Task description — Output the data below in full, character for character.

Recorded data —
***
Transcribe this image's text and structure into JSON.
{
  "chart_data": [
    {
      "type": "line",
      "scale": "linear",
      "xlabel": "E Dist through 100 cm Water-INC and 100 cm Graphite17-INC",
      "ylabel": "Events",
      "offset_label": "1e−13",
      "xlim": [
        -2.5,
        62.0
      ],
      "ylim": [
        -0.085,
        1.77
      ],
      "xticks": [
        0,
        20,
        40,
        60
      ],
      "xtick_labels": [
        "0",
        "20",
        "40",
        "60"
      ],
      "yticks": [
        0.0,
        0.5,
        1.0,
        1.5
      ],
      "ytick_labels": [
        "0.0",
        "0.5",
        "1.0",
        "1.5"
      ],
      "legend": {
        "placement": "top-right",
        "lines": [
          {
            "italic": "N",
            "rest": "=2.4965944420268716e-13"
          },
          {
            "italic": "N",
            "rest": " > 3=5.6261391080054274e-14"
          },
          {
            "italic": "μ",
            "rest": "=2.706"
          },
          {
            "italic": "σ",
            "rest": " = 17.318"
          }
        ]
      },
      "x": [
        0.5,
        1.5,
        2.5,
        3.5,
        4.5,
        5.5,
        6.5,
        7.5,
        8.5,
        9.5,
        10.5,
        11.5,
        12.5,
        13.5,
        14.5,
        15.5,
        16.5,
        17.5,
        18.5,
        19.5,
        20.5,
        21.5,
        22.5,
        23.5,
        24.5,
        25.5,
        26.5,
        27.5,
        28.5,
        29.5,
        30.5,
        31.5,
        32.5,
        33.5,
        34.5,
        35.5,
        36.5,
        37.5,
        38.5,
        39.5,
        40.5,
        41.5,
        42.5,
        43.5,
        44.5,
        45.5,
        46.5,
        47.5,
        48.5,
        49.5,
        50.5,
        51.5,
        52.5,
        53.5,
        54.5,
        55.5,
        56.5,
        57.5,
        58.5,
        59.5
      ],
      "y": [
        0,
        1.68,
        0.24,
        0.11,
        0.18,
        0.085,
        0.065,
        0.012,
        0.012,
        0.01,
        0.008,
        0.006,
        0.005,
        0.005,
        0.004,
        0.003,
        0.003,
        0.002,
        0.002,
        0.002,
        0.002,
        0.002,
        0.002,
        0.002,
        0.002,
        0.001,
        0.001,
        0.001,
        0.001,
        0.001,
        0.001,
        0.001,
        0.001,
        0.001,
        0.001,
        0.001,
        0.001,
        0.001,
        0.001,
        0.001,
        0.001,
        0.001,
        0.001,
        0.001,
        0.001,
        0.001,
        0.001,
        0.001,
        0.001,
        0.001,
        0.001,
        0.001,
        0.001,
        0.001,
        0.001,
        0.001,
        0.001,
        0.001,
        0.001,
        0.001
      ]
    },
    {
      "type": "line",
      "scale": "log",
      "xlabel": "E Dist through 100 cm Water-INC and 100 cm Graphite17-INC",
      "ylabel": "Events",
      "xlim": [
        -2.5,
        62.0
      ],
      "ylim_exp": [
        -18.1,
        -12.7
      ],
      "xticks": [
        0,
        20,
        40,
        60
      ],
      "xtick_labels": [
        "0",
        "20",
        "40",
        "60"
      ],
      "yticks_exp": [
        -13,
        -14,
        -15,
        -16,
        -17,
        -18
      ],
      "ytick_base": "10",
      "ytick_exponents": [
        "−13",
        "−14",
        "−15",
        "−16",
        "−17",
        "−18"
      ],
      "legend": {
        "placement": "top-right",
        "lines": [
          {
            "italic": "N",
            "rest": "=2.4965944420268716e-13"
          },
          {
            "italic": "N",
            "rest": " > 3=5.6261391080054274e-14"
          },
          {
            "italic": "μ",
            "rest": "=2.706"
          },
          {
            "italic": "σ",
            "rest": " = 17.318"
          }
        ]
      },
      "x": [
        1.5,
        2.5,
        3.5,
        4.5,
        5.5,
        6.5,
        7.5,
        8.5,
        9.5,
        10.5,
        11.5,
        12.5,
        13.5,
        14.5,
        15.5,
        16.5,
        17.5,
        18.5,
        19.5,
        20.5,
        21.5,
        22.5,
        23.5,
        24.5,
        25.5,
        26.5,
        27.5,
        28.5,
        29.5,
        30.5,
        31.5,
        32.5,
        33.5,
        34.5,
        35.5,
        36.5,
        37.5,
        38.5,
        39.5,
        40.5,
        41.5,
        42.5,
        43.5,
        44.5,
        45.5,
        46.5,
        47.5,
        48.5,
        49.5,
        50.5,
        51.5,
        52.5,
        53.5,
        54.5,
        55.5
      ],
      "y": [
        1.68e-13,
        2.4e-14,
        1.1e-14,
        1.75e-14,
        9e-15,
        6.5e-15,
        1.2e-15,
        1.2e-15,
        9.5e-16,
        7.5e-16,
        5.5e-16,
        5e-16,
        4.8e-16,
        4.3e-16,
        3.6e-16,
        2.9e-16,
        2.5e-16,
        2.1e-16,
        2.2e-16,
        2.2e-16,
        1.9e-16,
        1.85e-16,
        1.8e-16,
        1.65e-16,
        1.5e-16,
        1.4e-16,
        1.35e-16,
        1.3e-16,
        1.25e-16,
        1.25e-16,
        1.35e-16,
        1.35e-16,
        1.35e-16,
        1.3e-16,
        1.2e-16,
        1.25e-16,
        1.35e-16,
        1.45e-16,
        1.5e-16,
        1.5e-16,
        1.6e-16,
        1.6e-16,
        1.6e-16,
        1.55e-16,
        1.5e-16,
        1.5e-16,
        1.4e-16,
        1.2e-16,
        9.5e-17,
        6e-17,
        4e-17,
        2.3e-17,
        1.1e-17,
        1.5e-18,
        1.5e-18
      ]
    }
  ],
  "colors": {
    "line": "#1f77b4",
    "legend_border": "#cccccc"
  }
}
***
The response —
Transcribe this image's text and structure into JSON.
{
  "chart_data": [
    {
      "type": "line",
      "scale": "linear",
      "xlabel": "E Dist through 100 cm Water-INC and 100 cm Graphite17-INC",
      "ylabel": "Events",
      "offset_label": "1e−13",
      "xlim": [
        -2.5,
        62.0
      ],
      "ylim": [
        -0.085,
        1.77
      ],
      "xticks": [
        0,
        20,
        40,
        60
      ],
      "xtick_labels": [
        "0",
        "20",
        "40",
        "60"
      ],
      "yticks": [
        0.0,
        0.5,
        1.0,
        1.5
      ],
      "ytick_labels": [
        "0.0",
        "0.5",
        "1.0",
        "1.5"
      ],
      "legend": {
        "placement": "top-right",
        "lines": [
          {
            "italic": "N",
            "rest": "=2.4965944420268716e-13"
          },
          {
            "italic": "N",
            "rest": " > 3=5.6261391080054274e-14"
          },
          {
            "italic": "μ",
            "rest": "=2.706"
          },
          {
            "italic": "σ",
            "rest": " = 17.318"
          }
        ]
      },
      "x": [
        0.5,
        1.5,
        2.5,
        3.5,
        4.5,
        5.5,
        6.5,
        7.5,
        8.5,
        9.5,
        10.5,
        11.5,
        12.5,
        13.5,
        14.5,
        15.5,
        16.5,
        17.5,
        18.5,
        19.5,
        20.5,
        21.5,
        22.5,
        23.5,
        24.5,
        25.5,
        26.5,
        27.5,
        28.5,
        29.5,
        30.5,
        31.5,
        32.5,
        33.5,
        34.5,
        35.5,
        36.5,
        37.5,
        38.5,
        39.5,
        40.5,
        41.5,
        42.5,
        43.5,
        44.5,
        45.5,
        46.5,
        47.5,
        48.5,
        49.5,
        50.5,
        51.5,
        52.5,
        53.5,
        54.5,
        55.5,
        56.5,
        57.5,
        58.5,
        59.5
      ],
      "y": [
        0,
        1.68,
        0.24,
        0.11,
        0.18,
        0.085,
        0.065,
        0.012,
        0.012,
        0.01,
        0.008,
        0.006,
        0.005,
        0.005,
        0.004,
        0.003,
        0.003,
        0.002,
        0.002,
        0.002,
        0.002,
        0.002,
        0.002,
        0.002,
        0.002,
        0.001,
        0.001,
        0.001,
        0.001,
        0.001,
        0.001,
        0.001,
        0.001,
        0.001,
        0.001,
        0.001,
        0.001,
        0.001,
        0.001,
        0.001,
        0.001,
        0.001,
        0.001,
        0.001,
        0.001,
        0.001,
        0.001,
        0.001,
        0.001,
        0.001,
        0.001,
        0.001,
        0.001,
        0.001,
        0.001,
        0.001,
        0.001,
        0.001,
        0.001,
        0.001
      ]
    },
    {
      "type": "line",
      "scale": "log",
      "xlabel": "E Dist through 100 cm Water-INC and 100 cm Graphite17-INC",
      "ylabel": "Events",
      "xlim": [
        -2.5,
        62.0
      ],
      "ylim_exp": [
        -18.1,
        -12.7
      ],
      "xticks": [
        0,
        20,
        40,
        60
      ],
      "xtick_labels": [
        "0",
        "20",
        "40",
        "60"
      ],
      "yticks_exp": [
        -13,
        -14,
        -15,
        -16,
        -17,
        -18
      ],
      "ytick_base": "10",
      "ytick_exponents": [
        "−13",
        "−14",
        "−15",
        "−16",
        "−17",
        "−18"
      ],
      "legend": {
        "placement": "top-right",
        "lines": [
          {
            "italic": "N",
            "rest": "=2.4965944420268716e-13"
          },
          {
            "italic": "N",
            "rest": " > 3=5.6261391080054274e-14"
          },
          {
            "italic": "μ",
            "rest": "=2.706"
          },
          {
            "italic": "σ",
            "rest": " = 17.318"
          }
        ]
      },
      "x": [
        1.5,
        2.5,
        3.5,
        4.5,
        5.5,
        6.5,
        7.5,
        8.5,
        9.5,
        10.5,
        11.5,
        12.5,
        13.5,
        14.5,
        15.5,
        16.5,
        17.5,
        18.5,
        19.5,
        20.5,
        21.5,
        22.5,
        23.5,
        24.5,
        25.5,
        26.5,
        27.5,
        28.5,
        29.5,
        30.5,
        31.5,
        32.5,
        33.5,
        34.5,
        35.5,
        36.5,
        37.5,
        38.5,
        39.5,
        40.5,
        41.5,
        42.5,
        43.5,
        44.5,
        45.5,
        46.5,
        47.5,
        48.5,
        49.5,
        50.5,
        51.5,
        52.5,
        53.5,
        54.5,
        55.5
      ],
      "y": [
        1.68e-13,
        2.4e-14,
        1.1e-14,
        1.75e-14,
        9e-15,
        6.5e-15,
        1.2e-15,
        1.2e-15,
        9.5e-16,
        7.5e-16,
        5.5e-16,
        5e-16,
        4.8e-16,
        4.3e-16,
        3.6e-16,
        2.9e-16,
        2.5e-16,
        2.1e-16,
        2.2e-16,
        2.2e-16,
        1.9e-16,
        1.85e-16,
        1.8e-16,
        1.65e-16,
        1.5e-16,
        1.4e-16,
        1.35e-16,
        1.3e-16,
        1.25e-16,
        1.25e-16,
        1.35e-16,
        1.35e-16,
        1.35e-16,
        1.3e-16,
        1.2e-16,
        1.25e-16,
        1.35e-16,
        1.45e-16,
        1.5e-16,
        1.5e-16,
        1.6e-16,
        1.6e-16,
        1.6e-16,
        1.55e-16,
        1.5e-16,
        1.5e-16,
        1.4e-16,
        1.2e-16,
        9.5e-17,
        6e-17,
        4e-17,
        2.3e-17,
        1.1e-17,
        1.5e-18,
        1.5e-18
      ]
    }
  ],
  "colors": {
    "line": "#1f77b4",
    "legend_border": "#cccccc"
  }
}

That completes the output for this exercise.